## DATASET RECORDS
= = = =

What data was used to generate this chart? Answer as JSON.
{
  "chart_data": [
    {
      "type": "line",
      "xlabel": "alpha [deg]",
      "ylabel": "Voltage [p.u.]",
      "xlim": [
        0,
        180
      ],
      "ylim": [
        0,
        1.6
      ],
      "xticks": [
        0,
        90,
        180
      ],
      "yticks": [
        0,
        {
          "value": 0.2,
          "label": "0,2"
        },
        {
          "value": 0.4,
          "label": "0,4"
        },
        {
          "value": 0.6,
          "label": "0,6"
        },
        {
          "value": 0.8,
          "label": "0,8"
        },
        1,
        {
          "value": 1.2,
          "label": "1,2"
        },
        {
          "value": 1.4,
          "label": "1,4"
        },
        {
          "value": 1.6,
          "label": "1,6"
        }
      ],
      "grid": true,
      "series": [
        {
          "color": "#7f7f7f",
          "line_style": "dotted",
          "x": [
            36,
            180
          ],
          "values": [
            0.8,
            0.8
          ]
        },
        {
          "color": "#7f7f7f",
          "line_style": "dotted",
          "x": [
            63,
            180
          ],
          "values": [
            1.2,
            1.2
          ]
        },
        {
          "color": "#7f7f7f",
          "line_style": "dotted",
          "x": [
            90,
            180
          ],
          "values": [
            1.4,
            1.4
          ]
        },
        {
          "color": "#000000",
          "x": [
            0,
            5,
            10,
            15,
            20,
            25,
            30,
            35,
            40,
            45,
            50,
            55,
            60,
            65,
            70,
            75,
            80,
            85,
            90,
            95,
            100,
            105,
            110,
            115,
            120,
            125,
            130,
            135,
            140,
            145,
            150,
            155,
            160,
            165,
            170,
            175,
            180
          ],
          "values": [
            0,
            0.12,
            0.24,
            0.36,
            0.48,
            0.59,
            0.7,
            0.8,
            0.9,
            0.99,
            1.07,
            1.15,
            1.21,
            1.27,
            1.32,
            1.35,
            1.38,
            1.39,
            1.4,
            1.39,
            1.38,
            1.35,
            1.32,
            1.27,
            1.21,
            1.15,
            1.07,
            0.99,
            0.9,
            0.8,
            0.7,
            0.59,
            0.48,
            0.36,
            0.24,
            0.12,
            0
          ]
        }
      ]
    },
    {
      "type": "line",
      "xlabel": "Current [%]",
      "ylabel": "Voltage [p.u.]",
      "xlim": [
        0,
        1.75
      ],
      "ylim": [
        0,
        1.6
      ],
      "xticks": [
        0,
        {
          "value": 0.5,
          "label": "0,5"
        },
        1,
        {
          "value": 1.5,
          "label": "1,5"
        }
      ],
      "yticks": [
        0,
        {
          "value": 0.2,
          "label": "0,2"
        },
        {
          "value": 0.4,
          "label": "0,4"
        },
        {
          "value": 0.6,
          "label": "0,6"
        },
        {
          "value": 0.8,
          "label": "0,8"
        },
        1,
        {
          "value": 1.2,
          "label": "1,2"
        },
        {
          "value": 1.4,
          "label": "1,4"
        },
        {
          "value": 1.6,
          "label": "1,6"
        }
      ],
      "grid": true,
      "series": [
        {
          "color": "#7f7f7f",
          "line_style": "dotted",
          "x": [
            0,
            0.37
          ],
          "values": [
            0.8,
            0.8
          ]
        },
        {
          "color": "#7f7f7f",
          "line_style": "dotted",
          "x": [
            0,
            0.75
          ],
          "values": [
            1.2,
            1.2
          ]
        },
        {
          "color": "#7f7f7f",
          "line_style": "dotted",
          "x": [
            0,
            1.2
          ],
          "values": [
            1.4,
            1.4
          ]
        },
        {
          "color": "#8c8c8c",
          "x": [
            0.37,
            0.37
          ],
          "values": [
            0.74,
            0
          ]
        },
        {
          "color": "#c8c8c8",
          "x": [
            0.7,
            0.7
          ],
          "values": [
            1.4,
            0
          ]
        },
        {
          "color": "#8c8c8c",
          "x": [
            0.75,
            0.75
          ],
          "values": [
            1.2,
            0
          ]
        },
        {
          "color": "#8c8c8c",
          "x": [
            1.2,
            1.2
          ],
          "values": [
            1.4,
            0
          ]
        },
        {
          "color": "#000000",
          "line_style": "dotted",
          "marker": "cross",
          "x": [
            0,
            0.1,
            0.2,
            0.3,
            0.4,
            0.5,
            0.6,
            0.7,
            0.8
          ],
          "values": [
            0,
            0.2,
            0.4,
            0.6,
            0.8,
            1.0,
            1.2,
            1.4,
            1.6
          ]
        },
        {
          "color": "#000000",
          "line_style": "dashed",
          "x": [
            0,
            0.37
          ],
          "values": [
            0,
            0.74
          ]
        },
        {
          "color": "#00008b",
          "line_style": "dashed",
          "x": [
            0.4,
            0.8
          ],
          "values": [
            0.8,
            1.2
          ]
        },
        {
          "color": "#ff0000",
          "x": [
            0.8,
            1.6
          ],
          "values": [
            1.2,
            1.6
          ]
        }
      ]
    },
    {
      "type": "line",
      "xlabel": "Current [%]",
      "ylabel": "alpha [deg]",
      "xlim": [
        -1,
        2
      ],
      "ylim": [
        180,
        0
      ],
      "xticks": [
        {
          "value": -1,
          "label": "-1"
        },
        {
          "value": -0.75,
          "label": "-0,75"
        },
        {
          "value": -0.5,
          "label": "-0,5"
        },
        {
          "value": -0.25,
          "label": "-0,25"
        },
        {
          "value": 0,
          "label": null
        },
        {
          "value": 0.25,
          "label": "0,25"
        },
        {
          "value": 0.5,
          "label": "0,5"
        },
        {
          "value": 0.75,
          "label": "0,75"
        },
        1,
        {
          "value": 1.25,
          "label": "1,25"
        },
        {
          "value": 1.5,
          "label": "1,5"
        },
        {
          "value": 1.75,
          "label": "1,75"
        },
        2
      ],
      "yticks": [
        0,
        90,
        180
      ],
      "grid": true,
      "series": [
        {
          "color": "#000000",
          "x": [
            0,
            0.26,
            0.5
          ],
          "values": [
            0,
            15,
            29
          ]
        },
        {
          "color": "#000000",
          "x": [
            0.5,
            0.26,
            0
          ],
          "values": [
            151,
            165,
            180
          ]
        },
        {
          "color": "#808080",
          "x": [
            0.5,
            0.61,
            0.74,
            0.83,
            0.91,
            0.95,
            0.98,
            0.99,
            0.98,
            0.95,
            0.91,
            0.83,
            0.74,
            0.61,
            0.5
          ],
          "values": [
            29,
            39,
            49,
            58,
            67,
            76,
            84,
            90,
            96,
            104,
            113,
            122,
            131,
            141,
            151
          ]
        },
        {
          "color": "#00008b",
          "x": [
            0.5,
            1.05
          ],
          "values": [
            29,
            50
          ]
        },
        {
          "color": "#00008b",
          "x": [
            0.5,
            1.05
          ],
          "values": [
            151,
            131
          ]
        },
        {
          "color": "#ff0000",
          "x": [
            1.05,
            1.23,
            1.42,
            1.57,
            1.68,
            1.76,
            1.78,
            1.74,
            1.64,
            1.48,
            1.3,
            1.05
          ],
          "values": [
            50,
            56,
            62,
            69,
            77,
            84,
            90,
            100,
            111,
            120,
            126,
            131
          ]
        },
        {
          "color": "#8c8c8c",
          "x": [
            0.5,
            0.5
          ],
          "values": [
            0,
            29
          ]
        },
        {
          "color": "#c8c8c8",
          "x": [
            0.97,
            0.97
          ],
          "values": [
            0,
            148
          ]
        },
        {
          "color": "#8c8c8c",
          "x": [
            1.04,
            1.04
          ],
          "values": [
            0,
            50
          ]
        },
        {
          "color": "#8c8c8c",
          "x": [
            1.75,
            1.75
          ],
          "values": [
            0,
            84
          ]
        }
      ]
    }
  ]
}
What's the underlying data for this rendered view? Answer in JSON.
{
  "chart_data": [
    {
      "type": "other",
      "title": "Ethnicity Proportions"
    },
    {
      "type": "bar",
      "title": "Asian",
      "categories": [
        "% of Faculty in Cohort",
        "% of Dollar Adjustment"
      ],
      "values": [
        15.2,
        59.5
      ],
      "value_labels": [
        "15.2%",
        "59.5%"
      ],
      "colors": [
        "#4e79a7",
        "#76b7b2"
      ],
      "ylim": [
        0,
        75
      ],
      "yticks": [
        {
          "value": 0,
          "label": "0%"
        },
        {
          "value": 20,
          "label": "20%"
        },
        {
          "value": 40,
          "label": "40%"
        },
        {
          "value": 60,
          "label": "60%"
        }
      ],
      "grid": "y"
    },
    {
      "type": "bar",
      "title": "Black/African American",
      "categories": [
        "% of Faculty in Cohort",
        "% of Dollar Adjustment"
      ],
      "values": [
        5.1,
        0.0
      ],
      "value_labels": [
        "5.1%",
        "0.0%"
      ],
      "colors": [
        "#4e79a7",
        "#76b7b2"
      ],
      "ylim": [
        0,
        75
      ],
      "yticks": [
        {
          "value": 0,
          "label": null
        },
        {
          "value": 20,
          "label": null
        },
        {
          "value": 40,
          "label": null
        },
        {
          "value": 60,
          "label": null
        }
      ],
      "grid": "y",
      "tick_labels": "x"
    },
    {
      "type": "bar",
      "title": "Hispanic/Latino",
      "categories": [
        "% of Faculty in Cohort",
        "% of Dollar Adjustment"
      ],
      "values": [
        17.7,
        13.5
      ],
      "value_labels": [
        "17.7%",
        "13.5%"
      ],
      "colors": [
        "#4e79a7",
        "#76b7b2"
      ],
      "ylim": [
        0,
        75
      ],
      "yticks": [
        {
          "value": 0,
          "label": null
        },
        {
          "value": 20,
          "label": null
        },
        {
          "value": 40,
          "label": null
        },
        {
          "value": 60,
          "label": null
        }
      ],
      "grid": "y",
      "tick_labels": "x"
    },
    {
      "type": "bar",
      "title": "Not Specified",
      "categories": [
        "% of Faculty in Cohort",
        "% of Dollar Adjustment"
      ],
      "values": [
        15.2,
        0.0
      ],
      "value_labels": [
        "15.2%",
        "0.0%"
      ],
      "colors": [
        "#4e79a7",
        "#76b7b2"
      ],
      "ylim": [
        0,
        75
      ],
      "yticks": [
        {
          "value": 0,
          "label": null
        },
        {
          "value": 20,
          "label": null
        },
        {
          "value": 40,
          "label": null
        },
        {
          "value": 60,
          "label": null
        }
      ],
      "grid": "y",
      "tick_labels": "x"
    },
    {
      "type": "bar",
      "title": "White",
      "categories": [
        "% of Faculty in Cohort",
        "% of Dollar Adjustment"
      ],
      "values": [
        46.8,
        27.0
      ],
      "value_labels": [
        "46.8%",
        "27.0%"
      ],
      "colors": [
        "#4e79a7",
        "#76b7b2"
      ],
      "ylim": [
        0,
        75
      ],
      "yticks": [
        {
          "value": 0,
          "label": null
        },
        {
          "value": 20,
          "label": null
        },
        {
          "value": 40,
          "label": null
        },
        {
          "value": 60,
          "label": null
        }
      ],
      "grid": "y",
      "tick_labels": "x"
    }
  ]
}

= = = =

## WORK INSTRUCTIONS
From the data above, copy each line where the string "this" appears.

## WRITTEN REPLY
What data was used to generate this chart? Answer as JSON.
What's the underlying data for this rendered view? Answer in JSON.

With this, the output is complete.